In this exercise, return the whole listing exactly, excluding any images.

[Dataset items]
Start
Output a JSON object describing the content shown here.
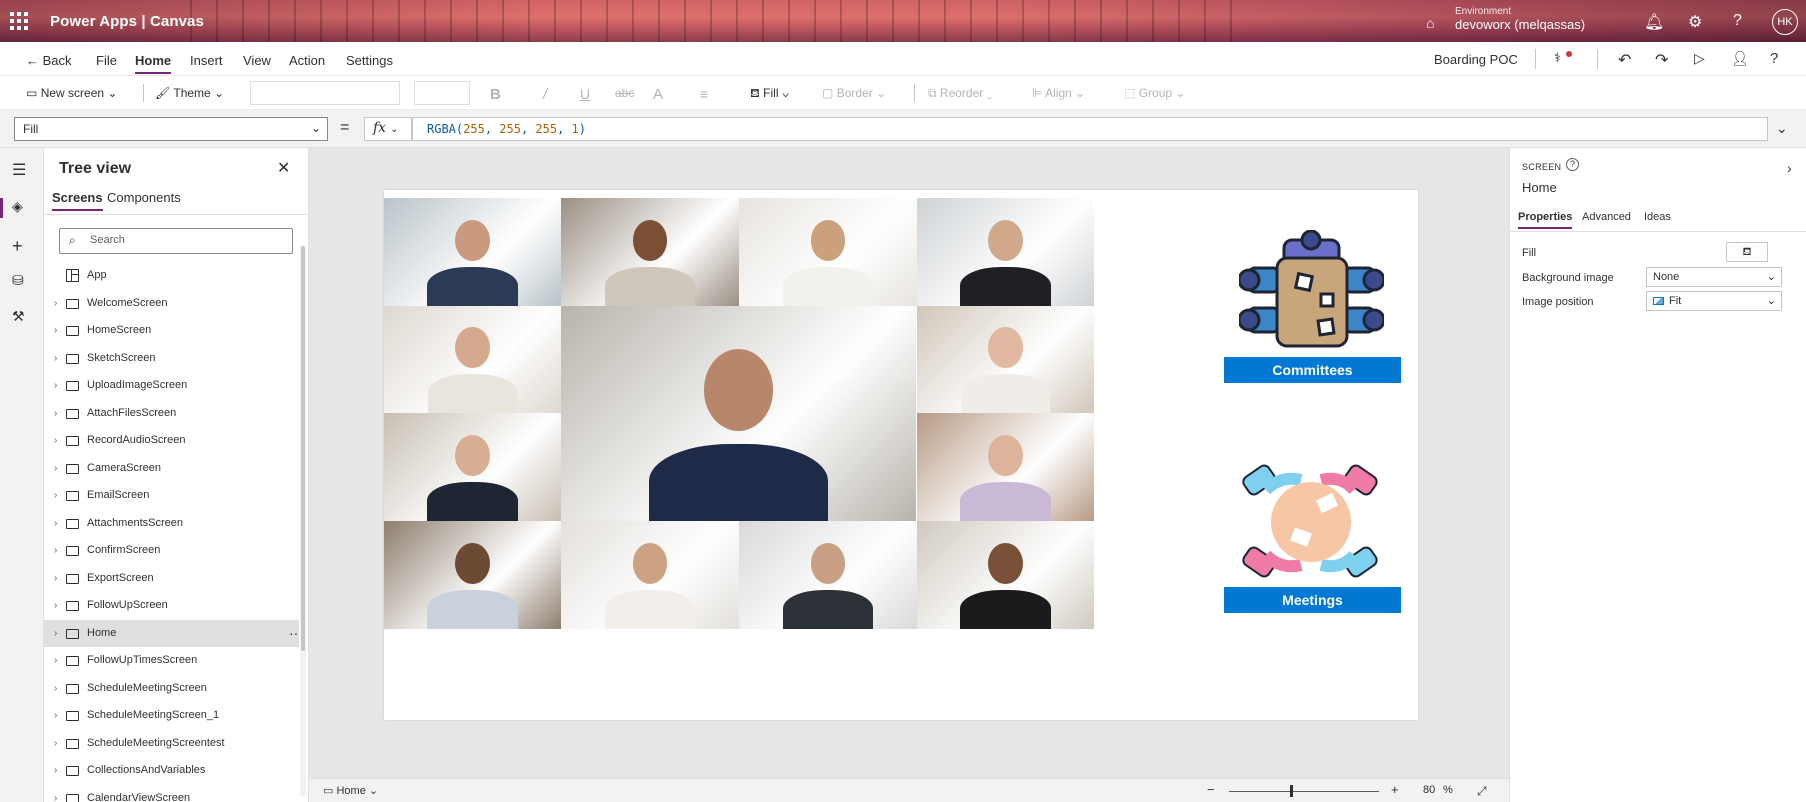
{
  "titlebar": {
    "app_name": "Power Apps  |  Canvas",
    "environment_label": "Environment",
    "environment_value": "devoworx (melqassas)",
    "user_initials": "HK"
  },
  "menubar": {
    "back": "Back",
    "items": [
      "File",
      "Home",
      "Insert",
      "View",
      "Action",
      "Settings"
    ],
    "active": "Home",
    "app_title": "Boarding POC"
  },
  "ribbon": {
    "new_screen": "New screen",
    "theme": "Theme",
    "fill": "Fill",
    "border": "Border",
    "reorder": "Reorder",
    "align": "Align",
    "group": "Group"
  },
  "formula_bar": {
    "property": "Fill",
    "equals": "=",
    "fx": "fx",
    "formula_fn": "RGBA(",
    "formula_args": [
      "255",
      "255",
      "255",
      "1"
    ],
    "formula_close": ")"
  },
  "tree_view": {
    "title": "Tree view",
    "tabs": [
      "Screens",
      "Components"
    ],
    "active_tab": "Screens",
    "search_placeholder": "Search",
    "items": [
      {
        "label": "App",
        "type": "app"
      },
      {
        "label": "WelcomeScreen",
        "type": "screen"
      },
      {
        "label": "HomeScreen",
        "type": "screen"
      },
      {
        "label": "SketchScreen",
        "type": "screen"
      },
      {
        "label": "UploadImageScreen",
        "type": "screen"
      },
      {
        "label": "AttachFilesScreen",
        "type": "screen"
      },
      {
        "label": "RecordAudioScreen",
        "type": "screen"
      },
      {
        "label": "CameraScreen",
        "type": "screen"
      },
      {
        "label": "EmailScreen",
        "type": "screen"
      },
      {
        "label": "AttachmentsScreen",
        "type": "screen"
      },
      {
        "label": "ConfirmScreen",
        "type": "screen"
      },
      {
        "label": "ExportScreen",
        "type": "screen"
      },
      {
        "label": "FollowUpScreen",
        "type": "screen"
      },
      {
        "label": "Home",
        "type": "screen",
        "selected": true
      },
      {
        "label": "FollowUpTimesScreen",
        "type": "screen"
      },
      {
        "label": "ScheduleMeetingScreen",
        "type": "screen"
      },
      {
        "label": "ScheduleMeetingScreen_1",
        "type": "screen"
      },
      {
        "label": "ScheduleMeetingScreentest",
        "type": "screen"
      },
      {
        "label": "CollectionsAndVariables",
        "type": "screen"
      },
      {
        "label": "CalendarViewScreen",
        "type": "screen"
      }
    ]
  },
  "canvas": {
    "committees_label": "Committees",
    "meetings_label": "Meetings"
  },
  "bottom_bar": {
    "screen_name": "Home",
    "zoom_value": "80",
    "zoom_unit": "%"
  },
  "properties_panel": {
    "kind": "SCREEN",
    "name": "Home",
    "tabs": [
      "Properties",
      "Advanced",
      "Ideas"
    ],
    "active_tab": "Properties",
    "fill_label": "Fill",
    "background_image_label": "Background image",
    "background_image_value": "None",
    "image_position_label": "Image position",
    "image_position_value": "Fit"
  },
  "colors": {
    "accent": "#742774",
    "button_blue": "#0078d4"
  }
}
End
* **Exercise solution**
Output a JSON object describing the content shown here.
{
  "titlebar": {
    "app_name": "Power Apps  |  Canvas",
    "environment_label": "Environment",
    "environment_value": "devoworx (melqassas)",
    "user_initials": "HK"
  },
  "menubar": {
    "back": "Back",
    "items": [
      "File",
      "Home",
      "Insert",
      "View",
      "Action",
      "Settings"
    ],
    "active": "Home",
    "app_title": "Boarding POC"
  },
  "ribbon": {
    "new_screen": "New screen",
    "theme": "Theme",
    "fill": "Fill",
    "border": "Border",
    "reorder": "Reorder",
    "align": "Align",
    "group": "Group"
  },
  "formula_bar": {
    "property": "Fill",
    "equals": "=",
    "fx": "fx",
    "formula_fn": "RGBA(",
    "formula_args": [
      "255",
      "255",
      "255",
      "1"
    ],
    "formula_close": ")"
  },
  "tree_view": {
    "title": "Tree view",
    "tabs": [
      "Screens",
      "Components"
    ],
    "active_tab": "Screens",
    "search_placeholder": "Search",
    "items": [
      {
        "label": "App",
        "type": "app"
      },
      {
        "label": "WelcomeScreen",
        "type": "screen"
      },
      {
        "label": "HomeScreen",
        "type": "screen"
      },
      {
        "label": "SketchScreen",
        "type": "screen"
      },
      {
        "label": "UploadImageScreen",
        "type": "screen"
      },
      {
        "label": "AttachFilesScreen",
        "type": "screen"
      },
      {
        "label": "RecordAudioScreen",
        "type": "screen"
      },
      {
        "label": "CameraScreen",
        "type": "screen"
      },
      {
        "label": "EmailScreen",
        "type": "screen"
      },
      {
        "label": "AttachmentsScreen",
        "type": "screen"
      },
      {
        "label": "ConfirmScreen",
        "type": "screen"
      },
      {
        "label": "ExportScreen",
        "type": "screen"
      },
      {
        "label": "FollowUpScreen",
        "type": "screen"
      },
      {
        "label": "Home",
        "type": "screen",
        "selected": true
      },
      {
        "label": "FollowUpTimesScreen",
        "type": "screen"
      },
      {
        "label": "ScheduleMeetingScreen",
        "type": "screen"
      },
      {
        "label": "ScheduleMeetingScreen_1",
        "type": "screen"
      },
      {
        "label": "ScheduleMeetingScreentest",
        "type": "screen"
      },
      {
        "label": "CollectionsAndVariables",
        "type": "screen"
      },
      {
        "label": "CalendarViewScreen",
        "type": "screen"
      }
    ]
  },
  "canvas": {
    "committees_label": "Committees",
    "meetings_label": "Meetings"
  },
  "bottom_bar": {
    "screen_name": "Home",
    "zoom_value": "80",
    "zoom_unit": "%"
  },
  "properties_panel": {
    "kind": "SCREEN",
    "name": "Home",
    "tabs": [
      "Properties",
      "Advanced",
      "Ideas"
    ],
    "active_tab": "Properties",
    "fill_label": "Fill",
    "background_image_label": "Background image",
    "background_image_value": "None",
    "image_position_label": "Image position",
    "image_position_value": "Fit"
  },
  "colors": {
    "accent": "#742774",
    "button_blue": "#0078d4"
  }
}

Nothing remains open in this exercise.